Exercise aim — Copy each line exactly.

Task input —
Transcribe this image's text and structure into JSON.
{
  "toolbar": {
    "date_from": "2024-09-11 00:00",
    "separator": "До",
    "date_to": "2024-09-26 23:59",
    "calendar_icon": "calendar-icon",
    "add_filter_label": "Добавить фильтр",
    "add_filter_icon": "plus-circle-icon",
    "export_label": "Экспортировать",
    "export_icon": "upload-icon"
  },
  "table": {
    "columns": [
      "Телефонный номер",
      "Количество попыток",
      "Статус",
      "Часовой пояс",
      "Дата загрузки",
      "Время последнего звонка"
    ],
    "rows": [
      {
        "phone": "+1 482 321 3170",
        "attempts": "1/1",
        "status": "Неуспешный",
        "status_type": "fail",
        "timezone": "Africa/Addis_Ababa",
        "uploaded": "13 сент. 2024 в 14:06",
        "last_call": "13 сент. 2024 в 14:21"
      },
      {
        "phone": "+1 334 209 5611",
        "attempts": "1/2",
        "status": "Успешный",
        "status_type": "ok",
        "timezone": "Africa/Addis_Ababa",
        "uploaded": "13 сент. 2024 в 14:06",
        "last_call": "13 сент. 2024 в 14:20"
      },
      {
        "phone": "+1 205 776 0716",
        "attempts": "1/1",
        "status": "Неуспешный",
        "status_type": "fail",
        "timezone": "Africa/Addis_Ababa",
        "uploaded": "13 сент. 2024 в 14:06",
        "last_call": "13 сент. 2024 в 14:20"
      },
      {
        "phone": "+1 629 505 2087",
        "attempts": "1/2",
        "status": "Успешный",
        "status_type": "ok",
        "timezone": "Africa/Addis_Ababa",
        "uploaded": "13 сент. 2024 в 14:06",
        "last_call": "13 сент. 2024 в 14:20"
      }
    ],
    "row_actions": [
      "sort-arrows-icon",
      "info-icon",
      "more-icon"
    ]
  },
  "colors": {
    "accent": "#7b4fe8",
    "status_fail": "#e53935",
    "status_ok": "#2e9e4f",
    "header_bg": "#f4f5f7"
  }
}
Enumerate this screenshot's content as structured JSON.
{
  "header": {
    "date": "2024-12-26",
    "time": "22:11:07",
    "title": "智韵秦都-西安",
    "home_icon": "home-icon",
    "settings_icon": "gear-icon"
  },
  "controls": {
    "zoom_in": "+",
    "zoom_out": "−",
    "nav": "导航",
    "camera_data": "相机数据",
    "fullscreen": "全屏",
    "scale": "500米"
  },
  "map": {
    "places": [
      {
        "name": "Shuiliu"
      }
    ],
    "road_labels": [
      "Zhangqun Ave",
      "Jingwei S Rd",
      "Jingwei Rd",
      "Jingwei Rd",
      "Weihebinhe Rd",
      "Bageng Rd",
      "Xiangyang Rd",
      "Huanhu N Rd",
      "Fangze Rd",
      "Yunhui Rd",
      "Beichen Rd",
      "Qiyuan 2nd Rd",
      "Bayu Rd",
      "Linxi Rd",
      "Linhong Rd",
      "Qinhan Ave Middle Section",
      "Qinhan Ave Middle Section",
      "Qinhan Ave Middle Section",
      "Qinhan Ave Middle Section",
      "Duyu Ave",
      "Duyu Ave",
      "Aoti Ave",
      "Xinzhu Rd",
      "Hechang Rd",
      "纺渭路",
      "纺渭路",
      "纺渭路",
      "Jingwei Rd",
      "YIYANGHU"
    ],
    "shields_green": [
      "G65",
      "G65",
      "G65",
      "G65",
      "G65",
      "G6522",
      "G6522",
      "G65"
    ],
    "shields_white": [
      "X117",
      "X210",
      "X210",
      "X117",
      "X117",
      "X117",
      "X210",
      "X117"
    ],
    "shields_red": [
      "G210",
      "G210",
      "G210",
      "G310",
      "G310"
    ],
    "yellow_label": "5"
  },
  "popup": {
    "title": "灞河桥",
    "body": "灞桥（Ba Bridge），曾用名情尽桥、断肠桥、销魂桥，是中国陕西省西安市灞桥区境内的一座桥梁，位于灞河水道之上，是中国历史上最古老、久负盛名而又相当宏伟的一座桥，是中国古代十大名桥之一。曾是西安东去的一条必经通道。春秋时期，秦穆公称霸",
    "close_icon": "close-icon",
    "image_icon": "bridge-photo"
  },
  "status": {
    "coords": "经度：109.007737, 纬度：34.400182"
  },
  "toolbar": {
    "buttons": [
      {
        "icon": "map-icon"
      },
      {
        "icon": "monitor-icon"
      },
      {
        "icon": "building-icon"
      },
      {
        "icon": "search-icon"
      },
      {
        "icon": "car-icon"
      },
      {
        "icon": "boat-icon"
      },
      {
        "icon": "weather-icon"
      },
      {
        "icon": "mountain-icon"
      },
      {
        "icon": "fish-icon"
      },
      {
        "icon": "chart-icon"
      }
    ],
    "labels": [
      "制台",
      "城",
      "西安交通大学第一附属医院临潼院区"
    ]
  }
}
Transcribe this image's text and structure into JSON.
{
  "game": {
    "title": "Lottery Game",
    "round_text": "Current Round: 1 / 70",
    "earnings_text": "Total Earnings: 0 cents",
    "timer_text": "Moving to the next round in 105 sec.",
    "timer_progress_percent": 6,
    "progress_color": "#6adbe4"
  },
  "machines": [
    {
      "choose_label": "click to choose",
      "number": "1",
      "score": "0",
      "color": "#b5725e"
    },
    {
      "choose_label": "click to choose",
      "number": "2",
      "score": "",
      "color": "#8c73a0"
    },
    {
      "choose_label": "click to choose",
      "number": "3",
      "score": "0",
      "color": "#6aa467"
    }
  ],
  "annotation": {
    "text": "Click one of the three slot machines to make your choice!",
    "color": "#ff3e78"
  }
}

Final answer —
Transcribe this image's text and structure into JSON.
{
  "toolbar": {
    "date_from": "2024-09-11 00:00",
    "separator": "До",
    "date_to": "2024-09-26 23:59",
    "calendar_icon": "calendar-icon",
    "add_filter_label": "Добавить фильтр",
    "add_filter_icon": "plus-circle-icon",
    "export_label": "Экспортировать",
    "export_icon": "upload-icon"
  },
  "table": {
    "columns": [
      "Телефонный номер",
      "Количество попыток",
      "Статус",
      "Часовой пояс",
      "Дата загрузки",
      "Время последнего звонка"
    ],
    "rows": [
      {
        "phone": "+1 482 321 3170",
        "attempts": "1/1",
        "status": "Неуспешный",
        "status_type": "fail",
        "timezone": "Africa/Addis_Ababa",
        "uploaded": "13 сент. 2024 в 14:06",
        "last_call": "13 сент. 2024 в 14:21"
      },
      {
        "phone": "+1 334 209 5611",
        "attempts": "1/2",
        "status": "Успешный",
        "status_type": "ok",
        "timezone": "Africa/Addis_Ababa",
        "uploaded": "13 сент. 2024 в 14:06",
        "last_call": "13 сент. 2024 в 14:20"
      },
      {
        "phone": "+1 205 776 0716",
        "attempts": "1/1",
        "status": "Неуспешный",
        "status_type": "fail",
        "timezone": "Africa/Addis_Ababa",
        "uploaded": "13 сент. 2024 в 14:06",
        "last_call": "13 сент. 2024 в 14:20"
      },
      {
        "phone": "+1 629 505 2087",
        "attempts": "1/2",
        "status": "Успешный",
        "status_type": "ok",
        "timezone": "Africa/Addis_Ababa",
        "uploaded": "13 сент. 2024 в 14:06",
        "last_call": "13 сент. 2024 в 14:20"
      }
    ],
    "row_actions": [
      "sort-arrows-icon",
      "info-icon",
      "more-icon"
    ]
  },
  "colors": {
    "accent": "#7b4fe8",
    "status_fail": "#e53935",
    "status_ok": "#2e9e4f",
    "header_bg": "#f4f5f7"
  }
}
Enumerate this screenshot's content as structured JSON.
{
  "header": {
    "date": "2024-12-26",
    "time": "22:11:07",
    "title": "智韵秦都-西安",
    "home_icon": "home-icon",
    "settings_icon": "gear-icon"
  },
  "controls": {
    "zoom_in": "+",
    "zoom_out": "−",
    "nav": "导航",
    "camera_data": "相机数据",
    "fullscreen": "全屏",
    "scale": "500米"
  },
  "map": {
    "places": [
      {
        "name": "Shuiliu"
      }
    ],
    "road_labels": [
      "Zhangqun Ave",
      "Jingwei S Rd",
      "Jingwei Rd",
      "Jingwei Rd",
      "Weihebinhe Rd",
      "Bageng Rd",
      "Xiangyang Rd",
      "Huanhu N Rd",
      "Fangze Rd",
      "Yunhui Rd",
      "Beichen Rd",
      "Qiyuan 2nd Rd",
      "Bayu Rd",
      "Linxi Rd",
      "Linhong Rd",
      "Qinhan Ave Middle Section",
      "Qinhan Ave Middle Section",
      "Qinhan Ave Middle Section",
      "Qinhan Ave Middle Section",
      "Duyu Ave",
      "Duyu Ave",
      "Aoti Ave",
      "Xinzhu Rd",
      "Hechang Rd",
      "纺渭路",
      "纺渭路",
      "纺渭路",
      "Jingwei Rd",
      "YIYANGHU"
    ],
    "shields_green": [
      "G65",
      "G65",
      "G65",
      "G65",
      "G65",
      "G6522",
      "G6522",
      "G65"
    ],
    "shields_white": [
      "X117",
      "X210",
      "X210",
      "X117",
      "X117",
      "X117",
      "X210",
      "X117"
    ],
    "shields_red": [
      "G210",
      "G210",
      "G210",
      "G310",
      "G310"
    ],
    "yellow_label": "5"
  },
  "popup": {
    "title": "灞河桥",
    "body": "灞桥（Ba Bridge），曾用名情尽桥、断肠桥、销魂桥，是中国陕西省西安市灞桥区境内的一座桥梁，位于灞河水道之上，是中国历史上最古老、久负盛名而又相当宏伟的一座桥，是中国古代十大名桥之一。曾是西安东去的一条必经通道。春秋时期，秦穆公称霸",
    "close_icon": "close-icon",
    "image_icon": "bridge-photo"
  },
  "status": {
    "coords": "经度：109.007737, 纬度：34.400182"
  },
  "toolbar": {
    "buttons": [
      {
        "icon": "map-icon"
      },
      {
        "icon": "monitor-icon"
      },
      {
        "icon": "building-icon"
      },
      {
        "icon": "search-icon"
      },
      {
        "icon": "car-icon"
      },
      {
        "icon": "boat-icon"
      },
      {
        "icon": "weather-icon"
      },
      {
        "icon": "mountain-icon"
      },
      {
        "icon": "fish-icon"
      },
      {
        "icon": "chart-icon"
      }
    ],
    "labels": [
      "制台",
      "城",
      "西安交通大学第一附属医院临潼院区"
    ]
  }
}
Transcribe this image's text and structure into JSON.
{
  "game": {
    "title": "Lottery Game",
    "round_text": "Current Round: 1 / 70",
    "earnings_text": "Total Earnings: 0 cents",
    "timer_text": "Moving to the next round in 105 sec.",
    "timer_progress_percent": 6,
    "progress_color": "#6adbe4"
  },
  "machines": [
    {
      "choose_label": "click to choose",
      "number": "1",
      "score": "0",
      "color": "#b5725e"
    },
    {
      "choose_label": "click to choose",
      "number": "2",
      "score": "",
      "color": "#8c73a0"
    },
    {
      "choose_label": "click to choose",
      "number": "3",
      "score": "0",
      "color": "#6aa467"
    }
  ],
  "annotation": {
    "text": "Click one of the three slot machines to make your choice!",
    "color": "#ff3e78"
  }
}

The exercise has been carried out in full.